Dataset entries —
++++++++++

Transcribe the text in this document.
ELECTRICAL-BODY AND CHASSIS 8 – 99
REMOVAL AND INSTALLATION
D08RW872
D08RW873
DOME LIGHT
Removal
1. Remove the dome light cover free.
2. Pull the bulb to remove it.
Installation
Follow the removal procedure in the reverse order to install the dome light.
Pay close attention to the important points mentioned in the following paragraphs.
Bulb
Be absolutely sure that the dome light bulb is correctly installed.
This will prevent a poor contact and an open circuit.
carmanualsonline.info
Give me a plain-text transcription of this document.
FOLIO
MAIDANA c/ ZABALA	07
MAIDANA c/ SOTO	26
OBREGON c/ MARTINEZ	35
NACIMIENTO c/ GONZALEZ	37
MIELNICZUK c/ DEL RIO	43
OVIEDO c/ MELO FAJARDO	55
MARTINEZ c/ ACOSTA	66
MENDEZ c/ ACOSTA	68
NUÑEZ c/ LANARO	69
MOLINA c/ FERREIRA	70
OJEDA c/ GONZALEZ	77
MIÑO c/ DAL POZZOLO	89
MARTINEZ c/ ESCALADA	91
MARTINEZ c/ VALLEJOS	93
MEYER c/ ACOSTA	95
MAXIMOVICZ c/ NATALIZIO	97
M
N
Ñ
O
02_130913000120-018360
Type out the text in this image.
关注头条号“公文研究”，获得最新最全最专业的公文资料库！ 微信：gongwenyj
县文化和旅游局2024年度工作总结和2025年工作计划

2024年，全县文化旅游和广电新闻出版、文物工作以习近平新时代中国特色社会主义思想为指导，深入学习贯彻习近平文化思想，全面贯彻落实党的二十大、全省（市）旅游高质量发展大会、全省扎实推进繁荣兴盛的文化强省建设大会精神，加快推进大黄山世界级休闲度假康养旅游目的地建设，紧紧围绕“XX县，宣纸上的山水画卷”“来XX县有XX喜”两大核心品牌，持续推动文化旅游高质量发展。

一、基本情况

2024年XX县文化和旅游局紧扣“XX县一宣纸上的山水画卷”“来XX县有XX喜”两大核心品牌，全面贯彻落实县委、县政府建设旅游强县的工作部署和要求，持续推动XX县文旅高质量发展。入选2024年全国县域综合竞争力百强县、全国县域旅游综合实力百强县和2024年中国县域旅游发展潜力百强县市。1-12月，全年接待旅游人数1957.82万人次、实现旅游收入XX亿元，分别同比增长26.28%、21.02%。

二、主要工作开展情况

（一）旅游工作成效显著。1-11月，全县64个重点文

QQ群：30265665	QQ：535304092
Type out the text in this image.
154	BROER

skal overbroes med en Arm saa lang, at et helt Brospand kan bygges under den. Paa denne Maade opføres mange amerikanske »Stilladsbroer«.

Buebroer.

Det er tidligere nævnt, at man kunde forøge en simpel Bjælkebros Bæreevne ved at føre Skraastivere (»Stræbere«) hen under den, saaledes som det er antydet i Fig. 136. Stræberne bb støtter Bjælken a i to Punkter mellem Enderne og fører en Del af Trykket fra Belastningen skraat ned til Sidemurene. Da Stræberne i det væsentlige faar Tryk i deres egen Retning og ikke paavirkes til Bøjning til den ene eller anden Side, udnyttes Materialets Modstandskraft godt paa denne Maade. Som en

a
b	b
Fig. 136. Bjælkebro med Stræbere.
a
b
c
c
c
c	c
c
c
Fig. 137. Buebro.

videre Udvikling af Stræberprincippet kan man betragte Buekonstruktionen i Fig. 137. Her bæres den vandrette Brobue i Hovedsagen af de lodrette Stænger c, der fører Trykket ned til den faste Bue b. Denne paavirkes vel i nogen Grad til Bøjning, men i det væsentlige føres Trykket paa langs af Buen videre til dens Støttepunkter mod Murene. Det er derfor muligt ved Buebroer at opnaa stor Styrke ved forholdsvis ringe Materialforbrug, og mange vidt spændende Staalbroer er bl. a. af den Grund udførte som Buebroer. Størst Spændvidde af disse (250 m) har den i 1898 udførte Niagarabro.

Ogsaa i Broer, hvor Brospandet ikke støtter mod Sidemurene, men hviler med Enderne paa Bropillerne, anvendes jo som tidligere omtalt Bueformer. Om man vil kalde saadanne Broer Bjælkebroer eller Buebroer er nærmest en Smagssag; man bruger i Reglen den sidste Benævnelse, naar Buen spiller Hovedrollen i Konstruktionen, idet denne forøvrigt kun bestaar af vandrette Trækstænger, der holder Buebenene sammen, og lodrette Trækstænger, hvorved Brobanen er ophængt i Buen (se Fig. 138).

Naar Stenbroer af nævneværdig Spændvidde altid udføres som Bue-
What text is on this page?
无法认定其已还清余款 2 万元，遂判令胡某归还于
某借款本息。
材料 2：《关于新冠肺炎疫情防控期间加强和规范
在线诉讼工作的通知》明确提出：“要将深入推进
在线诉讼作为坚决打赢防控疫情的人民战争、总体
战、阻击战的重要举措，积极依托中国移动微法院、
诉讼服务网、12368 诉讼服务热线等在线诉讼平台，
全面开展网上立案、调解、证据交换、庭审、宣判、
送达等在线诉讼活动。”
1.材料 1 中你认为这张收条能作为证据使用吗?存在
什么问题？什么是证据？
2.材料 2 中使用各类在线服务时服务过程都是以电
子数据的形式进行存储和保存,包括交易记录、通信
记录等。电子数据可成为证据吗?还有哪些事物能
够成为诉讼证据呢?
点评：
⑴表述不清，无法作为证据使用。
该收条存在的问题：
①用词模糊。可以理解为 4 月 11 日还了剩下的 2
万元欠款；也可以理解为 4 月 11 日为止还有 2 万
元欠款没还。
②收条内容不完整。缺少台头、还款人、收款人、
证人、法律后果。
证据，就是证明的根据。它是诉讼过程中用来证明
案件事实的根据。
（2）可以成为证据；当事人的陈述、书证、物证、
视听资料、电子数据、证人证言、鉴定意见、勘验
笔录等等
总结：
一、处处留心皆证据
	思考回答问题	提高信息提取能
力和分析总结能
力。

++++++++++

Copy out every line from the data above that has "document" in it.

Transcribe the text in this document.
Give me a plain-text transcription of this document.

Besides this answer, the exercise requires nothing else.